## Problem statement
Print out every line, exactly as written.

## Data entries
+++

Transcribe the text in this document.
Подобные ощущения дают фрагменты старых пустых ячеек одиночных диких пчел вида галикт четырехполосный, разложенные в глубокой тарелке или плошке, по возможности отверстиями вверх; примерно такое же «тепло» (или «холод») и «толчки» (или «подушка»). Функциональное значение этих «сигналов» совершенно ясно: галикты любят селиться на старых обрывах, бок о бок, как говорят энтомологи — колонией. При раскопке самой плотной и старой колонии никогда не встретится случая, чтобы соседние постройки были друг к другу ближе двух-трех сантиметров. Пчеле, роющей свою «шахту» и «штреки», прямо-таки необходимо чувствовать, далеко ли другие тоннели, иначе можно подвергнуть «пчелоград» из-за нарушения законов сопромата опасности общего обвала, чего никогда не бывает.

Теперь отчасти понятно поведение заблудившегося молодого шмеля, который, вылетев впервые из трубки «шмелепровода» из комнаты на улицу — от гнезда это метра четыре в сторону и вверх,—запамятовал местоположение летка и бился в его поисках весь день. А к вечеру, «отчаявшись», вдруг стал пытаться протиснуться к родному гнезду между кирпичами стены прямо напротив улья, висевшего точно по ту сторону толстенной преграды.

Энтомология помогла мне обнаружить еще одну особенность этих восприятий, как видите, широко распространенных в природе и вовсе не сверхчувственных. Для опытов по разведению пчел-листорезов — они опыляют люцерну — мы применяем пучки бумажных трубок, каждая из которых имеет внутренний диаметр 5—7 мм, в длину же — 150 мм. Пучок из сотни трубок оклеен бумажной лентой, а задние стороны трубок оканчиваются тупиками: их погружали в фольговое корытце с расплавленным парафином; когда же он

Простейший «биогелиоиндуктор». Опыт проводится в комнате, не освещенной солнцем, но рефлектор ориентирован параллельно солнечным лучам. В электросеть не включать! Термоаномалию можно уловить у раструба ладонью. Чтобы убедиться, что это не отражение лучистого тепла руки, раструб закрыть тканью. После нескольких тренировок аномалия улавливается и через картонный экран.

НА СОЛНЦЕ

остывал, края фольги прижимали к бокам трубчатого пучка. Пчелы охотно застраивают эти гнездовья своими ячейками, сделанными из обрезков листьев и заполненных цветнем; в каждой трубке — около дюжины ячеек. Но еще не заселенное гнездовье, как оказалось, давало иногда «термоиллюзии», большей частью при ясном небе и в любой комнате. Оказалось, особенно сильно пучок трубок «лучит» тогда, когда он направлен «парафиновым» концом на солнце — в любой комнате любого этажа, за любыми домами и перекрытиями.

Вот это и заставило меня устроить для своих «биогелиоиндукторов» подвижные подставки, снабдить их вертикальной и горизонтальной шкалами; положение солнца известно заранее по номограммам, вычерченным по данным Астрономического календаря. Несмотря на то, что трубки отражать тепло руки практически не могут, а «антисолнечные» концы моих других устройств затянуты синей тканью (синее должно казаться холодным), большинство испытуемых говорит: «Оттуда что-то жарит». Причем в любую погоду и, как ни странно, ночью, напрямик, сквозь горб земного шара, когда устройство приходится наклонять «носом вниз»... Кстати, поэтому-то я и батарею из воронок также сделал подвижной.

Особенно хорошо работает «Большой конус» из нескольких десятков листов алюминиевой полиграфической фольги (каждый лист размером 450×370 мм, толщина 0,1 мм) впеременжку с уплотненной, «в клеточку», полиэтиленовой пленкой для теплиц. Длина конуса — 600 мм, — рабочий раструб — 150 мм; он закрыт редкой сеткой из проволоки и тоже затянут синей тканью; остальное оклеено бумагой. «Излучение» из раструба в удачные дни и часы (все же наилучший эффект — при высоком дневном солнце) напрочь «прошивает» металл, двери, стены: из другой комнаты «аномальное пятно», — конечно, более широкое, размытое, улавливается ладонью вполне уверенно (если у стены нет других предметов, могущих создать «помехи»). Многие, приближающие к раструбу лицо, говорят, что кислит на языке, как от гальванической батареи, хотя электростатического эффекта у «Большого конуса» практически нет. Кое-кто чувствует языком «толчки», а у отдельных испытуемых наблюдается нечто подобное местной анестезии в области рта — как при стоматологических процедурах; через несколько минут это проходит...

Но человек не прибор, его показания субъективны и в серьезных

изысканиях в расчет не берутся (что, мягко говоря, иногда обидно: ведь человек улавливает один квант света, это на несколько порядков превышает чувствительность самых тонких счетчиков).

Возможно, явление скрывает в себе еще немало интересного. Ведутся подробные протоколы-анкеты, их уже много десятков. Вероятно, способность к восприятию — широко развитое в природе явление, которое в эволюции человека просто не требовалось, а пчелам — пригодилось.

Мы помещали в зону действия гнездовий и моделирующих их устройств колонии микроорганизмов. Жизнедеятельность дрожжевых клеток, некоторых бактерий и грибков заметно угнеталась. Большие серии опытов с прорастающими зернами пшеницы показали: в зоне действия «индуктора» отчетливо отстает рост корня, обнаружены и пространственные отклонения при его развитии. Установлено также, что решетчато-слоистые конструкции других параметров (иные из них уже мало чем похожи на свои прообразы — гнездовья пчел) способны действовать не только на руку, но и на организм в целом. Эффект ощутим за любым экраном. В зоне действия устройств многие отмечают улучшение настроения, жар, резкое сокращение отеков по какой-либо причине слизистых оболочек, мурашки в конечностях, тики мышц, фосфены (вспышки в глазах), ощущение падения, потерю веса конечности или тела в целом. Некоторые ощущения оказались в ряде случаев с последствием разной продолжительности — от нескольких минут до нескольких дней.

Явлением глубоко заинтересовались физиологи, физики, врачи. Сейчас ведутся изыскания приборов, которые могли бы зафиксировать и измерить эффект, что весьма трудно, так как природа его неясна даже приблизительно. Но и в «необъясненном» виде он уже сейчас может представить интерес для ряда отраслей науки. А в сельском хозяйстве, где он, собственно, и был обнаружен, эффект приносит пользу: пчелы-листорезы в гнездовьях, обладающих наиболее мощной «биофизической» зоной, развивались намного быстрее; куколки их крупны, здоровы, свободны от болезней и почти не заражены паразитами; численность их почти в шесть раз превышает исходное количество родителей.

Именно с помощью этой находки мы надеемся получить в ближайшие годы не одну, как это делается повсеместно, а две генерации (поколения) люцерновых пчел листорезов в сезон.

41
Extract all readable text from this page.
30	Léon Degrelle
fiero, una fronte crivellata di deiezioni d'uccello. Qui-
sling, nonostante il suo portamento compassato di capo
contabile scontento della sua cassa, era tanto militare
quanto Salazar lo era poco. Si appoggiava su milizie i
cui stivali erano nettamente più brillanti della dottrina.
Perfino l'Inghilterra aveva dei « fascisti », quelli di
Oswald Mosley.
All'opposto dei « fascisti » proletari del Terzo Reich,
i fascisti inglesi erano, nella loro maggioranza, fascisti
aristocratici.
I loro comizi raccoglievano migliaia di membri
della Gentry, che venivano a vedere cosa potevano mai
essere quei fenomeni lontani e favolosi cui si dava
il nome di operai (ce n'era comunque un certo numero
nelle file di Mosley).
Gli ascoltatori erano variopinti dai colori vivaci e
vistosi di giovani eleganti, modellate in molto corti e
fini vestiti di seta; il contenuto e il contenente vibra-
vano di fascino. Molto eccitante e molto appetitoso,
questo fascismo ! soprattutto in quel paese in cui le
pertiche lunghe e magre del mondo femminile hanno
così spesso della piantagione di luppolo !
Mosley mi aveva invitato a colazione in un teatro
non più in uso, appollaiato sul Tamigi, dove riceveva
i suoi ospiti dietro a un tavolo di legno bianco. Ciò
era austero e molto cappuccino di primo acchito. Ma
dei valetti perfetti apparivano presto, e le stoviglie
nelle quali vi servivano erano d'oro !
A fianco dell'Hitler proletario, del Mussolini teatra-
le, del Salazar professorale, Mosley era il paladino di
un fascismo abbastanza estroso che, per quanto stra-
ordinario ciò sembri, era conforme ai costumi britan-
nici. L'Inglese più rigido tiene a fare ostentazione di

+++

## Answer to the exercise
Transcribe the text in this document.
Подобные ощущения дают фрагменты старых пустых ячеек одиночных диких пчел вида галикт четырехполосный, разложенные в глубокой тарелке или плошке, по возможности отверстиями вверх; примерно такое же «тепло» (или «холод») и «толчки» (или «подушка»). Функциональное значение этих «сигналов» совершенно ясно: галикты любят селиться на старых обрывах, бок о бок, как говорят энтомологи — колонией. При раскопке самой плотной и старой колонии никогда не встретится случая, чтобы соседние постройки были друг к другу ближе двух-трех сантиметров. Пчеле, роющей свою «шахту» и «штреки», прямо-таки необходимо чувствовать, далеко ли другие тоннели, иначе можно подвергнуть «пчелоград» из-за нарушения законов сопромата опасности общего обвала, чего никогда не бывает.

Теперь отчасти понятно поведение заблудившегося молодого шмеля, который, вылетев впервые из трубки «шмелепровода» из комнаты на улицу — от гнезда это метра четыре в сторону и вверх,—запамятовал местоположение летка и бился в его поисках весь день. А к вечеру, «отчаявшись», вдруг стал пытаться протиснуться к родному гнезду между кирпичами стены прямо напротив улья, висевшего точно по ту сторону толстенной преграды.

Энтомология помогла мне обнаружить еще одну особенность этих восприятий, как видите, широко распространенных в природе и вовсе не сверхчувственных. Для опытов по разведению пчел-листорезов — они опыляют люцерну — мы применяем пучки бумажных трубок, каждая из которых имеет внутренний диаметр 5—7 мм, в длину же — 150 мм. Пучок из сотни трубок оклеен бумажной лентой, а задние стороны трубок оканчиваются тупиками: их погружали в фольговое корытце с расплавленным парафином; когда же он

Простейший «биогелиоиндуктор». Опыт проводится в комнате, не освещенной солнцем, но рефлектор ориентирован параллельно солнечным лучам. В электросеть не включать! Термоаномалию можно уловить у раструба ладонью. Чтобы убедиться, что это не отражение лучистого тепла руки, раструб закрыть тканью. После нескольких тренировок аномалия улавливается и через картонный экран.

НА СОЛНЦЕ

остывал, края фольги прижимали к бокам трубчатого пучка. Пчелы охотно застраивают эти гнездовья своими ячейками, сделанными из обрезков листьев и заполненных цветнем; в каждой трубке — около дюжины ячеек. Но еще не заселенное гнездовье, как оказалось, давало иногда «термоиллюзии», большей частью при ясном небе и в любой комнате. Оказалось, особенно сильно пучок трубок «лучит» тогда, когда он направлен «парафиновым» концом на солнце — в любой комнате любого этажа, за любыми домами и перекрытиями.

Вот это и заставило меня устроить для своих «биогелиоиндукторов» подвижные подставки, снабдить их вертикальной и горизонтальной шкалами; положение солнца известно заранее по номограммам, вычерченным по данным Астрономического календаря. Несмотря на то, что трубки отражать тепло руки практически не могут, а «антисолнечные» концы моих других устройств затянуты синей тканью (синее должно казаться холодным), большинство испытуемых говорит: «Оттуда что-то жарит». Причем в любую погоду и, как ни странно, ночью, напрямик, сквозь горб земного шара, когда устройство приходится наклонять «носом вниз»... Кстати, поэтому-то я и батарею из воронок также сделал подвижной.

Особенно хорошо работает «Большой конус» из нескольких десятков листов алюминиевой полиграфической фольги (каждый лист размером 450×370 мм, толщина 0,1 мм) впеременжку с уплотненной, «в клеточку», полиэтиленовой пленкой для теплиц. Длина конуса — 600 мм, — рабочий раструб — 150 мм; он закрыт редкой сеткой из проволоки и тоже затянут синей тканью; остальное оклеено бумагой. «Излучение» из раструба в удачные дни и часы (все же наилучший эффект — при высоком дневном солнце) напрочь «прошивает» металл, двери, стены: из другой комнаты «аномальное пятно», — конечно, более широкое, размытое, улавливается ладонью вполне уверенно (если у стены нет других предметов, могущих создать «помехи»). Многие, приближающие к раструбу лицо, говорят, что кислит на языке, как от гальванической батареи, хотя электростатического эффекта у «Большого конуса» практически нет. Кое-кто чувствует языком «толчки», а у отдельных испытуемых наблюдается нечто подобное местной анестезии в области рта — как при стоматологических процедурах; через несколько минут это проходит...

Но человек не прибор, его показания субъективны и в серьезных

изысканиях в расчет не берутся (что, мягко говоря, иногда обидно: ведь человек улавливает один квант света, это на несколько порядков превышает чувствительность самых тонких счетчиков).

Возможно, явление скрывает в себе еще немало интересного. Ведутся подробные протоколы-анкеты, их уже много десятков. Вероятно, способность к восприятию — широко развитое в природе явление, которое в эволюции человека просто не требовалось, а пчелам — пригодилось.

Мы помещали в зону действия гнездовий и моделирующих их устройств колонии микроорганизмов. Жизнедеятельность дрожжевых клеток, некоторых бактерий и грибков заметно угнеталась. Большие серии опытов с прорастающими зернами пшеницы показали: в зоне действия «индуктора» отчетливо отстает рост корня, обнаружены и пространственные отклонения при его развитии. Установлено также, что решетчато-слоистые конструкции других параметров (иные из них уже мало чем похожи на свои прообразы — гнездовья пчел) способны действовать не только на руку, но и на организм в целом. Эффект ощутим за любым экраном. В зоне действия устройств многие отмечают улучшение настроения, жар, резкое сокращение отеков по какой-либо причине слизистых оболочек, мурашки в конечностях, тики мышц, фосфены (вспышки в глазах), ощущение падения, потерю веса конечности или тела в целом. Некоторые ощущения оказались в ряде случаев с последствием разной продолжительности — от нескольких минут до нескольких дней.

Явлением глубоко заинтересовались физиологи, физики, врачи. Сейчас ведутся изыскания приборов, которые могли бы зафиксировать и измерить эффект, что весьма трудно, так как природа его неясна даже приблизительно. Но и в «необъясненном» виде он уже сейчас может представить интерес для ряда отраслей науки. А в сельском хозяйстве, где он, собственно, и был обнаружен, эффект приносит пользу: пчелы-листорезы в гнездовьях, обладающих наиболее мощной «биофизической» зоной, развивались намного быстрее; куколки их крупны, здоровы, свободны от болезней и почти не заражены паразитами; численность их почти в шесть раз превышает исходное количество родителей.

Именно с помощью этой находки мы надеемся получить в ближайшие годы не одну, как это делается повсеместно, а две генерации (поколения) люцерновых пчел листорезов в сезон.

41
Extract all readable text from this page.
30	Léon Degrelle
fiero, una fronte crivellata di deiezioni d'uccello. Qui-
sling, nonostante il suo portamento compassato di capo
contabile scontento della sua cassa, era tanto militare
quanto Salazar lo era poco. Si appoggiava su milizie i
cui stivali erano nettamente più brillanti della dottrina.
Perfino l'Inghilterra aveva dei « fascisti », quelli di
Oswald Mosley.
All'opposto dei « fascisti » proletari del Terzo Reich,
i fascisti inglesi erano, nella loro maggioranza, fascisti
aristocratici.
I loro comizi raccoglievano migliaia di membri
della Gentry, che venivano a vedere cosa potevano mai
essere quei fenomeni lontani e favolosi cui si dava
il nome di operai (ce n'era comunque un certo numero
nelle file di Mosley).
Gli ascoltatori erano variopinti dai colori vivaci e
vistosi di giovani eleganti, modellate in molto corti e
fini vestiti di seta; il contenuto e il contenente vibra-
vano di fascino. Molto eccitante e molto appetitoso,
questo fascismo ! soprattutto in quel paese in cui le
pertiche lunghe e magre del mondo femminile hanno
così spesso della piantagione di luppolo !
Mosley mi aveva invitato a colazione in un teatro
non più in uso, appollaiato sul Tamigi, dove riceveva
i suoi ospiti dietro a un tavolo di legno bianco. Ciò
era austero e molto cappuccino di primo acchito. Ma
dei valetti perfetti apparivano presto, e le stoviglie
nelle quali vi servivano erano d'oro !
A fianco dell'Hitler proletario, del Mussolini teatra-
le, del Salazar professorale, Mosley era il paladino di
un fascismo abbastanza estroso che, per quanto stra-
ordinario ciò sembri, era conforme ai costumi britan-
nici. L'Inglese più rigido tiene a fare ostentazione di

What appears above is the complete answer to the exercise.